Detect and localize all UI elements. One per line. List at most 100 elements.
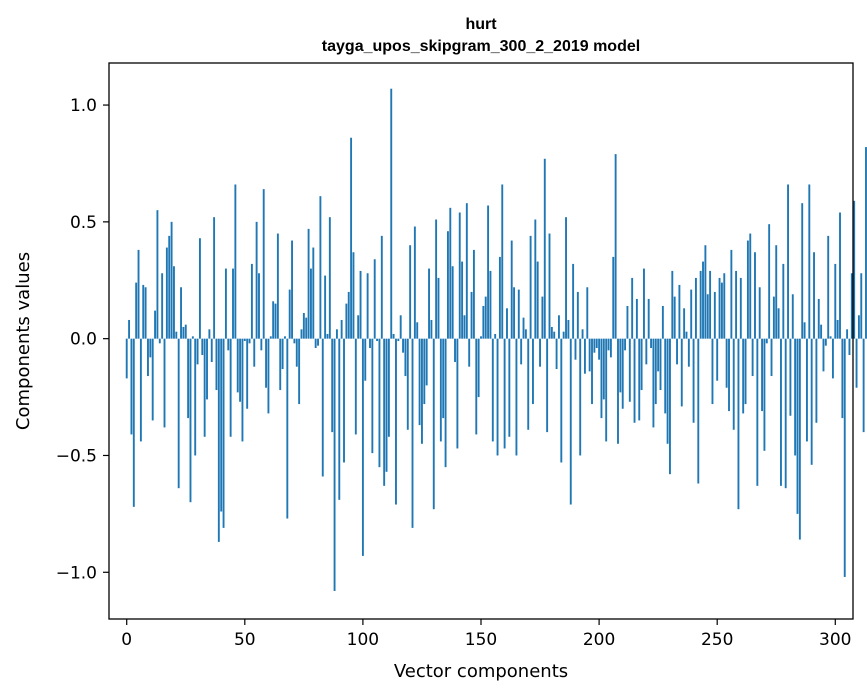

□ □ □ □

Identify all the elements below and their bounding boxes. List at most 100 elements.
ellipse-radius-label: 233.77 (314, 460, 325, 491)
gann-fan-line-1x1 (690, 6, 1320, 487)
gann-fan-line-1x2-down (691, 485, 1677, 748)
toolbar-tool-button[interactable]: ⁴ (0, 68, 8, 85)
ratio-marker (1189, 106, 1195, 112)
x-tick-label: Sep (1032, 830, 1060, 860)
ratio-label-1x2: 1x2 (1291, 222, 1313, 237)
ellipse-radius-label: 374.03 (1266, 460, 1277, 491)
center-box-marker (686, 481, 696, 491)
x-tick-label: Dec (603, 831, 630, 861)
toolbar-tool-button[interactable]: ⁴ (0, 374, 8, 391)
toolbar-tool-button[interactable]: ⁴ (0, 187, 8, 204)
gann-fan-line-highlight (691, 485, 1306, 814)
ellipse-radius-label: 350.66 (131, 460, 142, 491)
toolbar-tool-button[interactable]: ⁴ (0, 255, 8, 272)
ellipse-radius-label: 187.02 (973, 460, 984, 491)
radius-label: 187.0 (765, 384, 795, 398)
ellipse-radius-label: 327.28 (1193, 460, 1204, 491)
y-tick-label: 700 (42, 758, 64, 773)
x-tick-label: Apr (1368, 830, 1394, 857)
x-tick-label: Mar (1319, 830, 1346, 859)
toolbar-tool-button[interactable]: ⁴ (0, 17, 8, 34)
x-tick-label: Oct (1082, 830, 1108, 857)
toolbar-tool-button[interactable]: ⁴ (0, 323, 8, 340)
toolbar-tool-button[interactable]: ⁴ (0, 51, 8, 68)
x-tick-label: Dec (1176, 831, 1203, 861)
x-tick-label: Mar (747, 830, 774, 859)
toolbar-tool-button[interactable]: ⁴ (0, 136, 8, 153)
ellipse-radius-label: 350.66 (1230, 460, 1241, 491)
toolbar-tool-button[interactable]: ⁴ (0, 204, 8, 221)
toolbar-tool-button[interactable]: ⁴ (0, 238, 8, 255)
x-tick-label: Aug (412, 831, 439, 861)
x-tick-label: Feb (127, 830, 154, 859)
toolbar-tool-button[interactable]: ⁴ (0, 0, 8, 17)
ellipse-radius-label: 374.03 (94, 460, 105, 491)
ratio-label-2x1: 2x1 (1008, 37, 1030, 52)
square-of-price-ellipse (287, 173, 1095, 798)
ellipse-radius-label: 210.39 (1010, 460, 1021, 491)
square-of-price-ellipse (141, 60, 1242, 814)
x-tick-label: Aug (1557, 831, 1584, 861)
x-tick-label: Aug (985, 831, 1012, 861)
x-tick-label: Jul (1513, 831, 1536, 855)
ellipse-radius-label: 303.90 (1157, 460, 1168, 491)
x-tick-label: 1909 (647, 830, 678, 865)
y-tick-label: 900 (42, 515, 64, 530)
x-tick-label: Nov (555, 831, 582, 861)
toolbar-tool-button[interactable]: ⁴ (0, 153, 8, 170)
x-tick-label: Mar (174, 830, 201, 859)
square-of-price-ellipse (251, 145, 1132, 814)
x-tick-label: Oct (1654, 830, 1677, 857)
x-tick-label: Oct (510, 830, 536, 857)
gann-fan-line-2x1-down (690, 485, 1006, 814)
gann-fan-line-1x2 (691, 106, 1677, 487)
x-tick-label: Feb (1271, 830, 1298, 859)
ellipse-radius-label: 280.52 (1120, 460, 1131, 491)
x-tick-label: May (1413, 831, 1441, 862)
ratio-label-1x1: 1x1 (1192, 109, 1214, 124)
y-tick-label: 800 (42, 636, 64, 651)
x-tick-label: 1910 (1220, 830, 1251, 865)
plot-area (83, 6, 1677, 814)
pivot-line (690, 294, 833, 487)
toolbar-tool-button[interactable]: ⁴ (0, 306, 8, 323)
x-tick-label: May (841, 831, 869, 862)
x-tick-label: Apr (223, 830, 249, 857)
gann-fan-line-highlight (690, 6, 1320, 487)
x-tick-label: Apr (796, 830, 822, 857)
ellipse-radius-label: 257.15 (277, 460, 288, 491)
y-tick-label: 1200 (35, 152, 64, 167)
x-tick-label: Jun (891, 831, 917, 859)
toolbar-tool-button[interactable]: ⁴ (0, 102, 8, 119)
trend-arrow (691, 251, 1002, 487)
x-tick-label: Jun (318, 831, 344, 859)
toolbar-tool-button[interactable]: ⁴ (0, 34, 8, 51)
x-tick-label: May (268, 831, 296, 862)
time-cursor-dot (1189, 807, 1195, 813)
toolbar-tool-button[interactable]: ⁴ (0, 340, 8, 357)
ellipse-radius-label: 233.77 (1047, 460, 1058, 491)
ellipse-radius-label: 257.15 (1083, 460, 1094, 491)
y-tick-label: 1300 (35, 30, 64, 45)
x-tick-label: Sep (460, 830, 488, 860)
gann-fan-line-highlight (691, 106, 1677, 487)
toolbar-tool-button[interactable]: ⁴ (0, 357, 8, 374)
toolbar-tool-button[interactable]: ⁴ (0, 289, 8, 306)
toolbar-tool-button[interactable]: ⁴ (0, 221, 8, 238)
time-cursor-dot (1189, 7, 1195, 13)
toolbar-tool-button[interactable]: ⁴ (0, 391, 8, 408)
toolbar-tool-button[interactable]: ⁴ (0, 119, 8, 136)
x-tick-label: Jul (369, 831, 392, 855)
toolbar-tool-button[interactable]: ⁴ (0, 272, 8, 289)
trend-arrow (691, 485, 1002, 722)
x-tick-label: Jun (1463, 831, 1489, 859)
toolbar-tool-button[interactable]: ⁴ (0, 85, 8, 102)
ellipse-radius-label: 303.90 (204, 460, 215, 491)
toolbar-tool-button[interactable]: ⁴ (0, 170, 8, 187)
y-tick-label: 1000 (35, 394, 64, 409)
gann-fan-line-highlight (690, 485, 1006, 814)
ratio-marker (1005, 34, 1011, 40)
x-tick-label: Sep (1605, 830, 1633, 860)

□ □ □ □

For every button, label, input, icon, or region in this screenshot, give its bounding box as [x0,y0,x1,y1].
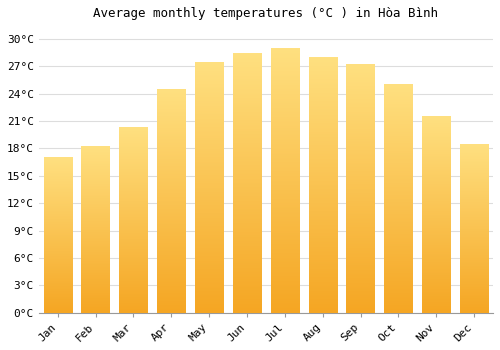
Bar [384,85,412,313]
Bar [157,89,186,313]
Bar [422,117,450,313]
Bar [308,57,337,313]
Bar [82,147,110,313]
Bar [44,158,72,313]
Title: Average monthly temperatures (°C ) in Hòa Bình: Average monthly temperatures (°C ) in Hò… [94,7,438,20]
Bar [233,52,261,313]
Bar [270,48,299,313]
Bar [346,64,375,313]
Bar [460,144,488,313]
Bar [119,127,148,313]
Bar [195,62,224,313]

□ □ □ □

Instruction.
Update the rows starting at the one containing "Identify all the" and ending at the one containing "gann-fan-line-highlight (691, 485, 1306, 814)" by changing "x-tick-label" to "x-axis-label" and keeping everything else the same. Give back only those rows.

Response for this exercise.
Identify all the elements below and their bounding boxes. List at most 100 elements.
ellipse-radius-label: 233.77 (314, 460, 325, 491)
gann-fan-line-1x1 (690, 6, 1320, 487)
gann-fan-line-1x2-down (691, 485, 1677, 748)
toolbar-tool-button[interactable]: ⁴ (0, 68, 8, 85)
ratio-marker (1189, 106, 1195, 112)
x-axis-label: Sep (1032, 830, 1060, 860)
ratio-label-1x2: 1x2 (1291, 222, 1313, 237)
ellipse-radius-label: 374.03 (1266, 460, 1277, 491)
center-box-marker (686, 481, 696, 491)
x-axis-label: Dec (603, 831, 630, 861)
toolbar-tool-button[interactable]: ⁴ (0, 374, 8, 391)
toolbar-tool-button[interactable]: ⁴ (0, 187, 8, 204)
gann-fan-line-highlight (691, 485, 1306, 814)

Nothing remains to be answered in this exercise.